WHAT IS NEEDED:
Output every line below exactly.

RECORD EXCERPTS:
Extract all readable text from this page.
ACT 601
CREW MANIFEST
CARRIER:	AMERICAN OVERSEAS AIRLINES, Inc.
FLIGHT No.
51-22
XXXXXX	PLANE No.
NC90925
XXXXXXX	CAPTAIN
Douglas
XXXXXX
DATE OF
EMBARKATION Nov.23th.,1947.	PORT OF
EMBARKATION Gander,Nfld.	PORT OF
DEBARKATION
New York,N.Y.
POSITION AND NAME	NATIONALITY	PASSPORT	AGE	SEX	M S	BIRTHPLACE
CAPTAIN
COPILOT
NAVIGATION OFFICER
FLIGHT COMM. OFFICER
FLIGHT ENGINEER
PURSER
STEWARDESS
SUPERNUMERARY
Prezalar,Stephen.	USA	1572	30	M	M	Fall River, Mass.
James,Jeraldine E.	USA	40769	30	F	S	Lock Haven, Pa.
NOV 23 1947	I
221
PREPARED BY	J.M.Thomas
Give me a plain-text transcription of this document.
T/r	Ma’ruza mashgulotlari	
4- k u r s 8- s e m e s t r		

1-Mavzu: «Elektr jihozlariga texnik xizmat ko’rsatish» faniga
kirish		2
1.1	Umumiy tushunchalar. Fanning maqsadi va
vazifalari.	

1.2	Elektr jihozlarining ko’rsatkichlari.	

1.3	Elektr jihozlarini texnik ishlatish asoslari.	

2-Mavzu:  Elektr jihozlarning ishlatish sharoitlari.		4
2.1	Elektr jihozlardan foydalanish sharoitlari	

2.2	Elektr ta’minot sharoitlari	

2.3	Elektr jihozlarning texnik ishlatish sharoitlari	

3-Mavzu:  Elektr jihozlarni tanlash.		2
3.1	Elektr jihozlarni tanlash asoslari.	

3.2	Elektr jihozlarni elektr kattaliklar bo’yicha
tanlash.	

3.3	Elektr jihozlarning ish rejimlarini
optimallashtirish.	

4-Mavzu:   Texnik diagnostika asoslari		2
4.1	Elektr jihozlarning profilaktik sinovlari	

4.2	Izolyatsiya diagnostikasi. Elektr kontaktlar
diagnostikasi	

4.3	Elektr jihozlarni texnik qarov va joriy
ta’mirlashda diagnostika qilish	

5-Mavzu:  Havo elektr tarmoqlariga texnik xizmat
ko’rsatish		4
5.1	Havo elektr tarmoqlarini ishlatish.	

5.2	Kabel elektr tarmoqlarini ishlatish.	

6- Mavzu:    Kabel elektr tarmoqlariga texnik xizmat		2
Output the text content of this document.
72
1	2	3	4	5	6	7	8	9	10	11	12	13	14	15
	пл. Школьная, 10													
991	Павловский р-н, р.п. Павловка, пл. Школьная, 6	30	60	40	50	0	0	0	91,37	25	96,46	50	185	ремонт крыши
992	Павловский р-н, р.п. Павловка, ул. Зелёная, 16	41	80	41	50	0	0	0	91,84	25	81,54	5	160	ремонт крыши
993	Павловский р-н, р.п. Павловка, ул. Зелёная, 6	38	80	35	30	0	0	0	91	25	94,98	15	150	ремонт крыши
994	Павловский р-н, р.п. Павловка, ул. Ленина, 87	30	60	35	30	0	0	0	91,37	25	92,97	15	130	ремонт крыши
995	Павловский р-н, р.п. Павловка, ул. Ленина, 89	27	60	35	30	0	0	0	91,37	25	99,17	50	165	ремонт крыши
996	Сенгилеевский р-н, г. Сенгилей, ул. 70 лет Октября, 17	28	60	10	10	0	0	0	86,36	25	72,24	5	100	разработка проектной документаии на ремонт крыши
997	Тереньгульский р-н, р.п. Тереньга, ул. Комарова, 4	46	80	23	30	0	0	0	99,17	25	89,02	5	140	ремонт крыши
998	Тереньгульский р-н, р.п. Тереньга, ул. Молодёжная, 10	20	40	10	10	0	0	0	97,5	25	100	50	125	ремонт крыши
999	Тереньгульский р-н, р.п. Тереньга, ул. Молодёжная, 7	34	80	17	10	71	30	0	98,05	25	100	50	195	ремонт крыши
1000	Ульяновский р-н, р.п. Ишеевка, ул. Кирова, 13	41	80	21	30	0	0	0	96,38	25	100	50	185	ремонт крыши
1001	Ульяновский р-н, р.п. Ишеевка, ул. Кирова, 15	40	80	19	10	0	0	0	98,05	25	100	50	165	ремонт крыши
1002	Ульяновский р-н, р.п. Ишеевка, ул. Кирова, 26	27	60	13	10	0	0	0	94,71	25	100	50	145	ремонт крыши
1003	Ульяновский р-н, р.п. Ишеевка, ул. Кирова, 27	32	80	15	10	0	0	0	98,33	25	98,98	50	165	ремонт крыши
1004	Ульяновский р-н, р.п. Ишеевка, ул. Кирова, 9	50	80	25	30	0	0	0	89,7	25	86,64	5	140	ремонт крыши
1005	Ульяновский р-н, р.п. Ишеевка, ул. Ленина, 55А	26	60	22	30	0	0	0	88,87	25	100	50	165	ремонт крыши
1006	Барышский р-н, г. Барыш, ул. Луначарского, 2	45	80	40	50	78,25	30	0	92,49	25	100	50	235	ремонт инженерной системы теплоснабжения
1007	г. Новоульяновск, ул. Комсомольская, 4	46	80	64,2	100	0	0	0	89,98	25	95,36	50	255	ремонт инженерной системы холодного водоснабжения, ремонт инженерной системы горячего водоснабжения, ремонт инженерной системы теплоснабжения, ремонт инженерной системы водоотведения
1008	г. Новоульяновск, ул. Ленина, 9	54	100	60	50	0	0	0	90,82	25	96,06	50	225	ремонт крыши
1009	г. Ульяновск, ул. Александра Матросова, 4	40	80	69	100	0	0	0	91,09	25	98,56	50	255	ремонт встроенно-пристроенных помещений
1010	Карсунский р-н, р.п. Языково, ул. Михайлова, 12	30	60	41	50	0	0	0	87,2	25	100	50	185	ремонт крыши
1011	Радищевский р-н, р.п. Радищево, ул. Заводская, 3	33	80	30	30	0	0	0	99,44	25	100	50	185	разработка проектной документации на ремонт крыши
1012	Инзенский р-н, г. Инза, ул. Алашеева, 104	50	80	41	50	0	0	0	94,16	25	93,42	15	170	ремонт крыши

RESULT OF THE EXERCISE:
Extract all readable text from this page.
ACT 601
CREW MANIFEST
CARRIER:	AMERICAN OVERSEAS AIRLINES, Inc.
FLIGHT No.
51-22
XXXXXX	PLANE No.
NC90925
XXXXXXX	CAPTAIN
Douglas
XXXXXX
DATE OF
EMBARKATION Nov.23th.,1947.	PORT OF
EMBARKATION Gander,Nfld.	PORT OF
DEBARKATION
New York,N.Y.
POSITION AND NAME	NATIONALITY	PASSPORT	AGE	SEX	M S	BIRTHPLACE
CAPTAIN
COPILOT
NAVIGATION OFFICER
FLIGHT COMM. OFFICER
FLIGHT ENGINEER
PURSER
STEWARDESS
SUPERNUMERARY
Prezalar,Stephen.	USA	1572	30	M	M	Fall River, Mass.
James,Jeraldine E.	USA	40769	30	F	S	Lock Haven, Pa.
NOV 23 1947	I
221
PREPARED BY	J.M.Thomas
Give me a plain-text transcription of this document.
T/r	Ma’ruza mashgulotlari	
4- k u r s 8- s e m e s t r		

1-Mavzu: «Elektr jihozlariga texnik xizmat ko’rsatish» faniga
kirish		2
1.1	Umumiy tushunchalar. Fanning maqsadi va
vazifalari.	

1.2	Elektr jihozlarining ko’rsatkichlari.	

1.3	Elektr jihozlarini texnik ishlatish asoslari.	

2-Mavzu:  Elektr jihozlarning ishlatish sharoitlari.		4
2.1	Elektr jihozlardan foydalanish sharoitlari	

2.2	Elektr ta’minot sharoitlari	

2.3	Elektr jihozlarning texnik ishlatish sharoitlari	

3-Mavzu:  Elektr jihozlarni tanlash.		2
3.1	Elektr jihozlarni tanlash asoslari.	

3.2	Elektr jihozlarni elektr kattaliklar bo’yicha
tanlash.	

3.3	Elektr jihozlarning ish rejimlarini
optimallashtirish.	

4-Mavzu:   Texnik diagnostika asoslari		2
4.1	Elektr jihozlarning profilaktik sinovlari	

4.2	Izolyatsiya diagnostikasi. Elektr kontaktlar
diagnostikasi	

4.3	Elektr jihozlarni texnik qarov va joriy
ta’mirlashda diagnostika qilish	

5-Mavzu:  Havo elektr tarmoqlariga texnik xizmat
ko’rsatish		4
5.1	Havo elektr tarmoqlarini ishlatish.	

5.2	Kabel elektr tarmoqlarini ishlatish.	

6- Mavzu:    Kabel elektr tarmoqlariga texnik xizmat		2
Output the text content of this document.
72
1	2	3	4	5	6	7	8	9	10	11	12	13	14	15
	пл. Школьная, 10													
991	Павловский р-н, р.п. Павловка, пл. Школьная, 6	30	60	40	50	0	0	0	91,37	25	96,46	50	185	ремонт крыши
992	Павловский р-н, р.п. Павловка, ул. Зелёная, 16	41	80	41	50	0	0	0	91,84	25	81,54	5	160	ремонт крыши
993	Павловский р-н, р.п. Павловка, ул. Зелёная, 6	38	80	35	30	0	0	0	91	25	94,98	15	150	ремонт крыши
994	Павловский р-н, р.п. Павловка, ул. Ленина, 87	30	60	35	30	0	0	0	91,37	25	92,97	15	130	ремонт крыши
995	Павловский р-н, р.п. Павловка, ул. Ленина, 89	27	60	35	30	0	0	0	91,37	25	99,17	50	165	ремонт крыши
996	Сенгилеевский р-н, г. Сенгилей, ул. 70 лет Октября, 17	28	60	10	10	0	0	0	86,36	25	72,24	5	100	разработка проектной документаии на ремонт крыши
997	Тереньгульский р-н, р.п. Тереньга, ул. Комарова, 4	46	80	23	30	0	0	0	99,17	25	89,02	5	140	ремонт крыши
998	Тереньгульский р-н, р.п. Тереньга, ул. Молодёжная, 10	20	40	10	10	0	0	0	97,5	25	100	50	125	ремонт крыши
999	Тереньгульский р-н, р.п. Тереньга, ул. Молодёжная, 7	34	80	17	10	71	30	0	98,05	25	100	50	195	ремонт крыши
1000	Ульяновский р-н, р.п. Ишеевка, ул. Кирова, 13	41	80	21	30	0	0	0	96,38	25	100	50	185	ремонт крыши
1001	Ульяновский р-н, р.п. Ишеевка, ул. Кирова, 15	40	80	19	10	0	0	0	98,05	25	100	50	165	ремонт крыши
1002	Ульяновский р-н, р.п. Ишеевка, ул. Кирова, 26	27	60	13	10	0	0	0	94,71	25	100	50	145	ремонт крыши
1003	Ульяновский р-н, р.п. Ишеевка, ул. Кирова, 27	32	80	15	10	0	0	0	98,33	25	98,98	50	165	ремонт крыши
1004	Ульяновский р-н, р.п. Ишеевка, ул. Кирова, 9	50	80	25	30	0	0	0	89,7	25	86,64	5	140	ремонт крыши
1005	Ульяновский р-н, р.п. Ишеевка, ул. Ленина, 55А	26	60	22	30	0	0	0	88,87	25	100	50	165	ремонт крыши
1006	Барышский р-н, г. Барыш, ул. Луначарского, 2	45	80	40	50	78,25	30	0	92,49	25	100	50	235	ремонт инженерной системы теплоснабжения
1007	г. Новоульяновск, ул. Комсомольская, 4	46	80	64,2	100	0	0	0	89,98	25	95,36	50	255	ремонт инженерной системы холодного водоснабжения, ремонт инженерной системы горячего водоснабжения, ремонт инженерной системы теплоснабжения, ремонт инженерной системы водоотведения
1008	г. Новоульяновск, ул. Ленина, 9	54	100	60	50	0	0	0	90,82	25	96,06	50	225	ремонт крыши
1009	г. Ульяновск, ул. Александра Матросова, 4	40	80	69	100	0	0	0	91,09	25	98,56	50	255	ремонт встроенно-пристроенных помещений
1010	Карсунский р-н, р.п. Языково, ул. Михайлова, 12	30	60	41	50	0	0	0	87,2	25	100	50	185	ремонт крыши
1011	Радищевский р-н, р.п. Радищево, ул. Заводская, 3	33	80	30	30	0	0	0	99,44	25	100	50	185	разработка проектной документации на ремонт крыши
1012	Инзенский р-н, г. Инза, ул. Алашеева, 104	50	80	41	50	0	0	0	94,16	25	93,42	15	170	ремонт крыши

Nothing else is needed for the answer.